> Goal:
Every line holding the string "природы" should be gathered.

> Dataset records:
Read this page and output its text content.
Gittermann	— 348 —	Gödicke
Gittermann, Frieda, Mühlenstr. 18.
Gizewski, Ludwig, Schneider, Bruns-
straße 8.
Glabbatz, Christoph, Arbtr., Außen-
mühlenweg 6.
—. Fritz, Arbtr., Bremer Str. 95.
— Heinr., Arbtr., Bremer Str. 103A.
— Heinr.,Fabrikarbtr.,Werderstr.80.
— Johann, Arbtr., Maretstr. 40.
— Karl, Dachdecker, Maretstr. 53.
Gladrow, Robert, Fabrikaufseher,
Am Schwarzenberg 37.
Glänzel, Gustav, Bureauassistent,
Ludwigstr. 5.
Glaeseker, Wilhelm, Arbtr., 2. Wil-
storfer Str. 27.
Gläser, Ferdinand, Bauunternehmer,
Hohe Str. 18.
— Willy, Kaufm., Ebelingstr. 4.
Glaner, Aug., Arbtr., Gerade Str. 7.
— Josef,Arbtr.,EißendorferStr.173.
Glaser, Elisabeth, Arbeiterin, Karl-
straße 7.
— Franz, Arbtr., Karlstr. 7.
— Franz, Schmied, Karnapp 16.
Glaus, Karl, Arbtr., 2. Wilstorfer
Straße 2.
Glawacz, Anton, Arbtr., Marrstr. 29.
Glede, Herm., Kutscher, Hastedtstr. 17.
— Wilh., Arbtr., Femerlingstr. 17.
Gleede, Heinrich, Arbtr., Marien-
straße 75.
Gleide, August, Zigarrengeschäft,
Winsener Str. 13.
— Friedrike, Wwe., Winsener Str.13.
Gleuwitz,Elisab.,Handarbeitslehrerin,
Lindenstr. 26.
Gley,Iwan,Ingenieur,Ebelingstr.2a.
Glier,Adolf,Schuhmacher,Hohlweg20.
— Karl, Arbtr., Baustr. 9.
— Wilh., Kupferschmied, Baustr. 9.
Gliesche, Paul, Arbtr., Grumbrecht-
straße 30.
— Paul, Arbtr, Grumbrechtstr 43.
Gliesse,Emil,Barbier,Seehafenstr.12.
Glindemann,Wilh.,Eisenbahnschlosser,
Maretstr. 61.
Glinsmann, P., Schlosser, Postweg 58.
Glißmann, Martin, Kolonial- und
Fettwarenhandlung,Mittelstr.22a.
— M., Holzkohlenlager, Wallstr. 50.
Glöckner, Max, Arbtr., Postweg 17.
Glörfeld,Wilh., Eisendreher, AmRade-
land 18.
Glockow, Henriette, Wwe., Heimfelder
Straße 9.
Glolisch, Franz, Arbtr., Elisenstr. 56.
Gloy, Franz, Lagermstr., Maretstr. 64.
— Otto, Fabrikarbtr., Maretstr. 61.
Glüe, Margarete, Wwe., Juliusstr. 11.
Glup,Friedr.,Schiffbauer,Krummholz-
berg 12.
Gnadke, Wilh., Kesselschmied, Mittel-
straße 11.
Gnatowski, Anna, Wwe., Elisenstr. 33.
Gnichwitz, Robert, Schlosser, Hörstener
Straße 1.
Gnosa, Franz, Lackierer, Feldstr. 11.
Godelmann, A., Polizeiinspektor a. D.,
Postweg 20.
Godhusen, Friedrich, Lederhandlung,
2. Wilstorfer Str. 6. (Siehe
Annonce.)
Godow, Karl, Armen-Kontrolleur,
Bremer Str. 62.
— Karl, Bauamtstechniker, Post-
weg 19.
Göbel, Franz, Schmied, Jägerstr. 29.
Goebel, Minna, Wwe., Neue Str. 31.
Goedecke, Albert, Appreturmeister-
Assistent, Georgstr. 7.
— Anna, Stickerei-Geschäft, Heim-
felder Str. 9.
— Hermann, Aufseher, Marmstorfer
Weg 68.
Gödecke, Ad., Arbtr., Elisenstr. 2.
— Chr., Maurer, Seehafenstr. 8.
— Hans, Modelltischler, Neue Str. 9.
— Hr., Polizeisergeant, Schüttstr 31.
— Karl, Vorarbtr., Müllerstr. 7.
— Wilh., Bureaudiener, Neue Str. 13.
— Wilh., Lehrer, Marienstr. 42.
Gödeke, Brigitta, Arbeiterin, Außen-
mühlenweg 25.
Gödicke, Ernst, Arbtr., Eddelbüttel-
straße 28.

--

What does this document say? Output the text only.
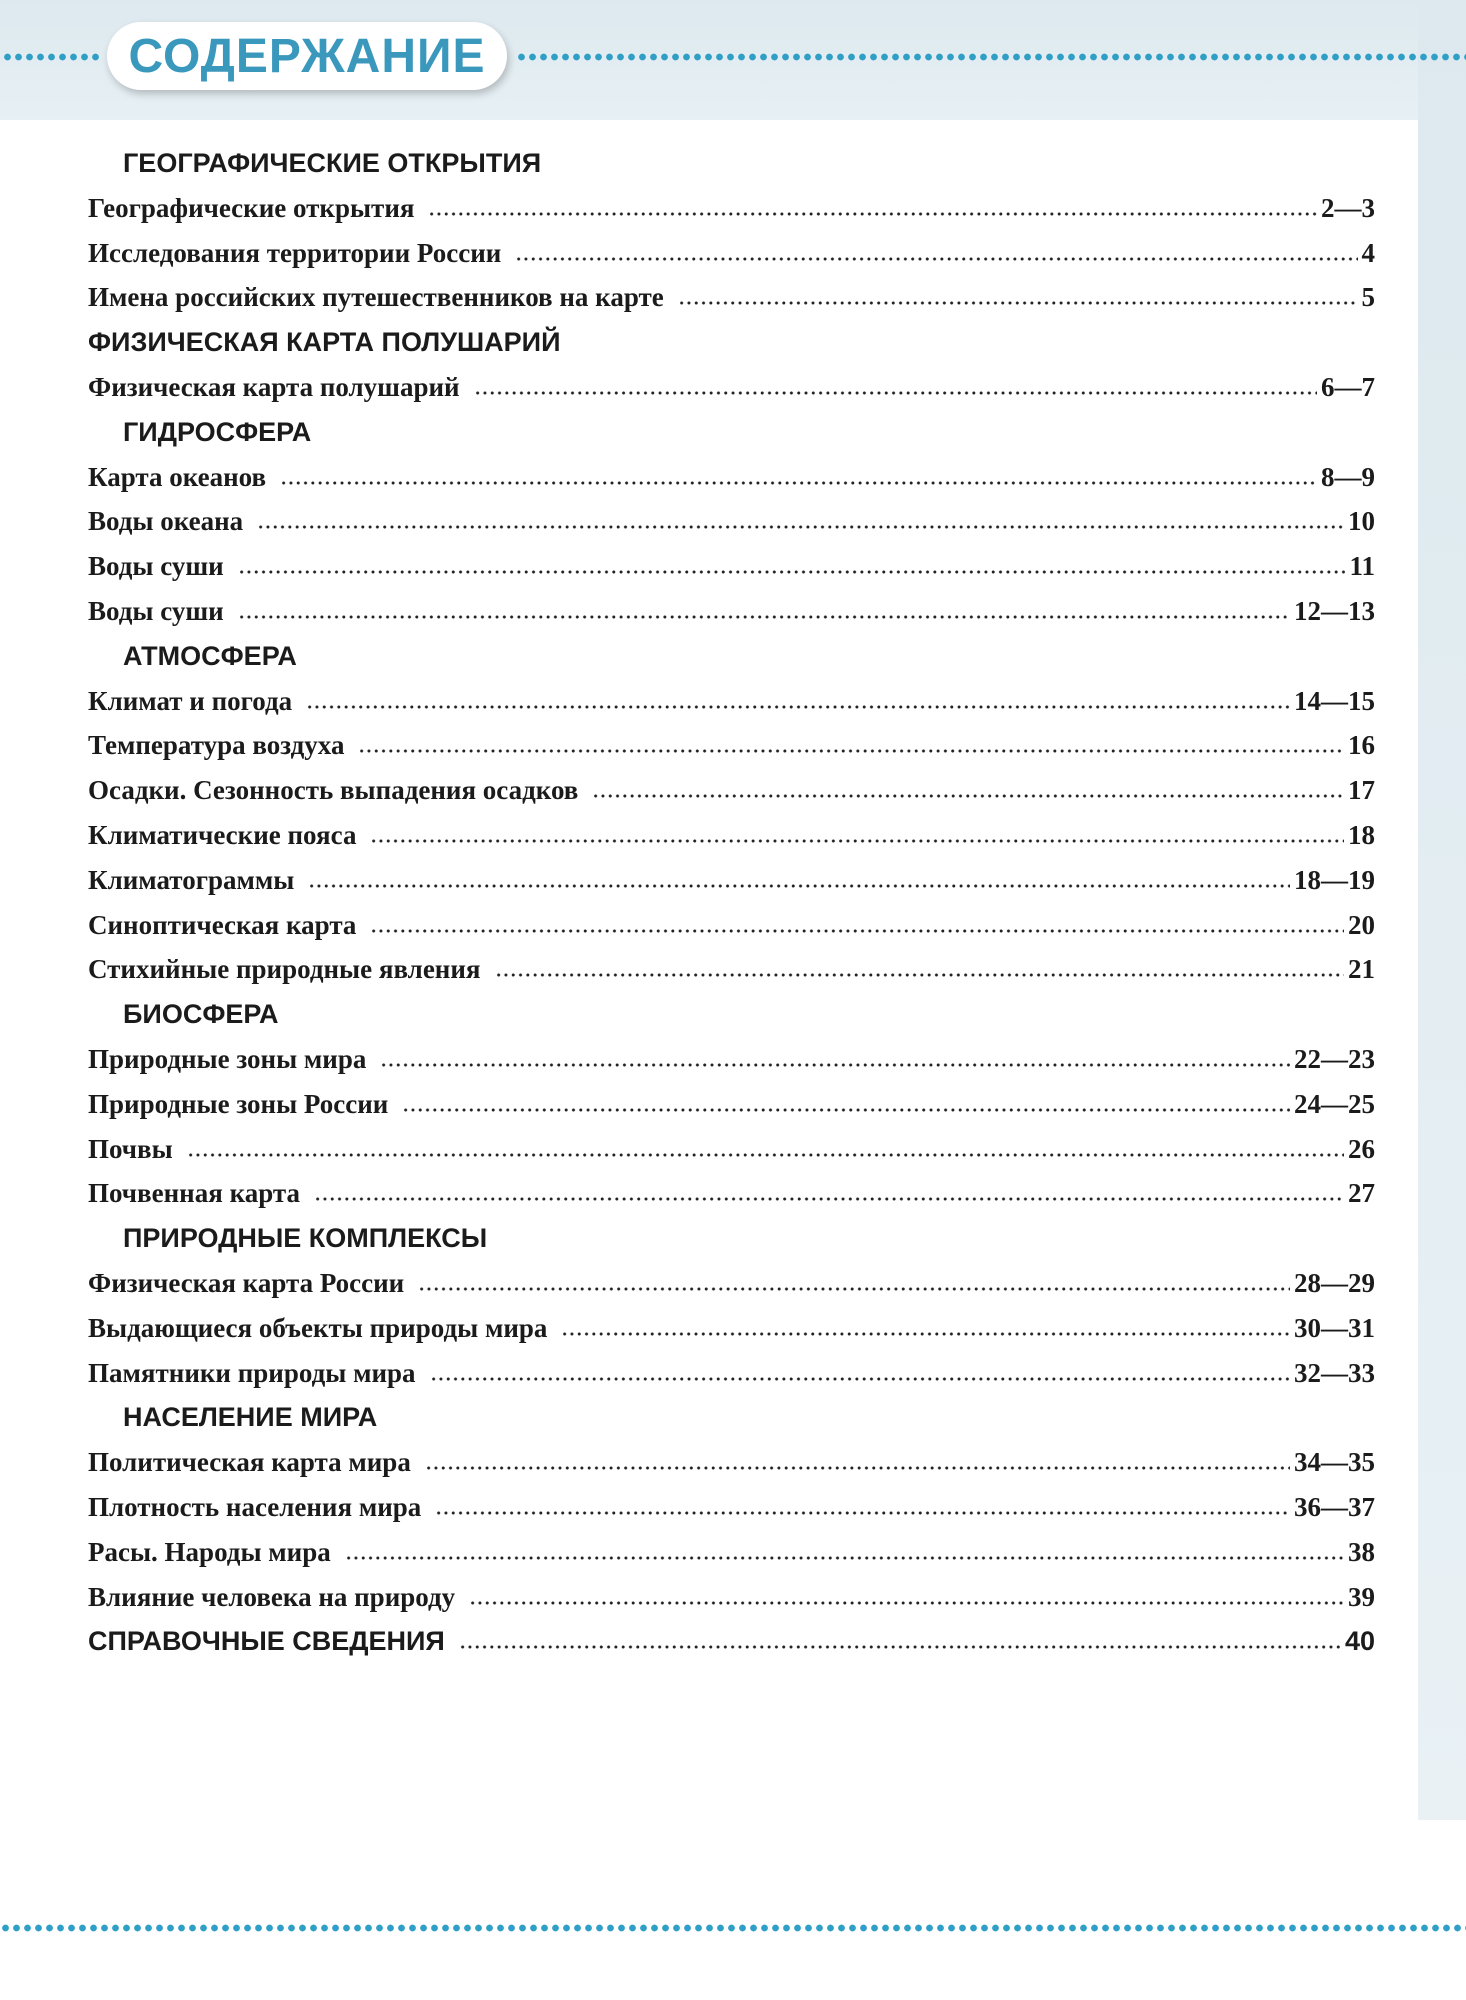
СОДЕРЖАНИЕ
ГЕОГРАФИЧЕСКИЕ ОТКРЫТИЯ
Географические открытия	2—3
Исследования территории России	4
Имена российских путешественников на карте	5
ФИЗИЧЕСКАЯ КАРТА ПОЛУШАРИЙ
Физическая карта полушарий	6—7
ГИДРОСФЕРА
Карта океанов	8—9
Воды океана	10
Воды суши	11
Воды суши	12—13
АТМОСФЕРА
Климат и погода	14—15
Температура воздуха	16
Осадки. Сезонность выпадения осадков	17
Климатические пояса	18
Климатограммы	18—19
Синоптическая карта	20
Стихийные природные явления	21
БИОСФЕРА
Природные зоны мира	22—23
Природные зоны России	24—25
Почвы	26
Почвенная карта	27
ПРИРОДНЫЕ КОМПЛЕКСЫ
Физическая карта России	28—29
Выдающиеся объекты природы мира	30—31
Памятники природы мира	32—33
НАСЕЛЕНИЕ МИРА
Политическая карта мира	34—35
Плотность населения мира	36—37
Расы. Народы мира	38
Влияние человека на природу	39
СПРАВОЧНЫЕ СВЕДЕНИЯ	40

> Reply:
Выдающиеся объекты природы мира	30—31
Памятники природы мира	32—33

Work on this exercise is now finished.